● **RECORD LIST**:
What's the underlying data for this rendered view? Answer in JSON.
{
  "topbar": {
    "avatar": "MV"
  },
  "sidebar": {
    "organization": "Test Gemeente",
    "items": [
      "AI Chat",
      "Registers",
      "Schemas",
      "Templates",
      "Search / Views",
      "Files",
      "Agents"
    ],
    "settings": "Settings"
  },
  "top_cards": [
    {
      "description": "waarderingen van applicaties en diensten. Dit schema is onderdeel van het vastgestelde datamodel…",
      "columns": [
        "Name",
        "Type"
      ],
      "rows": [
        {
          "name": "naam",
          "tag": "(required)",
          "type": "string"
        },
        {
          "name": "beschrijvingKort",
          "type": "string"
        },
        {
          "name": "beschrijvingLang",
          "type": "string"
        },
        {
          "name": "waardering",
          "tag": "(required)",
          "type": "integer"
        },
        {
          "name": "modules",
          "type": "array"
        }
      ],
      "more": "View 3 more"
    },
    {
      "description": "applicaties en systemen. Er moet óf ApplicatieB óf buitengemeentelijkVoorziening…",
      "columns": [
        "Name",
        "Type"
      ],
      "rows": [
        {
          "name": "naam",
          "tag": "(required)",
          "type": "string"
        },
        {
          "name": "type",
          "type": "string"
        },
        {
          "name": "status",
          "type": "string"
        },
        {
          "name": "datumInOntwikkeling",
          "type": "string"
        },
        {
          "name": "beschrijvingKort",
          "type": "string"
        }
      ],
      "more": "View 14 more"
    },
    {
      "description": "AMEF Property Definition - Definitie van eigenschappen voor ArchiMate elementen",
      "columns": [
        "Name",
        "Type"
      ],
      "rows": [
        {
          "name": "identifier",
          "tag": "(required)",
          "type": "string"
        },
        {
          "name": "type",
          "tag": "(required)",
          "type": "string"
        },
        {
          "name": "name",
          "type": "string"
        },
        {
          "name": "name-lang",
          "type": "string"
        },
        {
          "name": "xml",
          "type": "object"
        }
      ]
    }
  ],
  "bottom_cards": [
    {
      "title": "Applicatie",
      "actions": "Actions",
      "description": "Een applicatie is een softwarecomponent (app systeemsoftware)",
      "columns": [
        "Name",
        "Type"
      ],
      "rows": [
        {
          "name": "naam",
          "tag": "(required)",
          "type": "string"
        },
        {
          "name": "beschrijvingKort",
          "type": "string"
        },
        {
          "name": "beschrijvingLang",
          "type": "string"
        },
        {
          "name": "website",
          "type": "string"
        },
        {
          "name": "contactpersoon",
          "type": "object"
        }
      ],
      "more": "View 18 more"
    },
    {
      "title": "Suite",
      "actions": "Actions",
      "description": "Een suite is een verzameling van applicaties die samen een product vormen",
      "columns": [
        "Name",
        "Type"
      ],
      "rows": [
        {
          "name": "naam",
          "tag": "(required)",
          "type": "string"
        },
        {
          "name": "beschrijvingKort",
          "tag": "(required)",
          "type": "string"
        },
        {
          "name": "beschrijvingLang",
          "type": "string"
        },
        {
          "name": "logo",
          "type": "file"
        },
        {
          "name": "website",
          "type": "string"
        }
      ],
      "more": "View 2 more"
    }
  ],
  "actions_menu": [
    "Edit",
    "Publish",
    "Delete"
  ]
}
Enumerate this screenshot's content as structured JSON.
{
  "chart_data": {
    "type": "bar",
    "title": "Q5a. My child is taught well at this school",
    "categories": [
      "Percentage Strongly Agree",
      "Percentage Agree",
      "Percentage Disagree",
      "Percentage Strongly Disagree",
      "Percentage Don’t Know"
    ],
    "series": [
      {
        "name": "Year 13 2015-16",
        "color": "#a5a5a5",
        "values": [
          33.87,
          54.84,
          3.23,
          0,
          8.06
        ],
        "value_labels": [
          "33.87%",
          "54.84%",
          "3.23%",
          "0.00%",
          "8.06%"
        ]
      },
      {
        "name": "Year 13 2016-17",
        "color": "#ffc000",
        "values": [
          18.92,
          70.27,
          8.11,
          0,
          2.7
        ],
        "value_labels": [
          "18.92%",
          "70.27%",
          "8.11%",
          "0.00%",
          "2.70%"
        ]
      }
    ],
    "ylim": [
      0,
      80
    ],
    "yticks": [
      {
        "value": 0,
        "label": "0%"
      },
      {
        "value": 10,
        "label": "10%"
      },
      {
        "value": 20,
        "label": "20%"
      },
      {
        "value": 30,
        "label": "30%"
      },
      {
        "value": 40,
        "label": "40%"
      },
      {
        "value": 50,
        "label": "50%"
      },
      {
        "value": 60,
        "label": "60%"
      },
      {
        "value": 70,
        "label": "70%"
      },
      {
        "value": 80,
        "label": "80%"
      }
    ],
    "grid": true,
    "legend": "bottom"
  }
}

● **SHORT TASK**:
Read the entries and select each line where the word "Year" is found.

● **RESULT OF THE EXERCISE**:
        "name": "Year 13 2015-16",
        "name": "Year 13 2016-17",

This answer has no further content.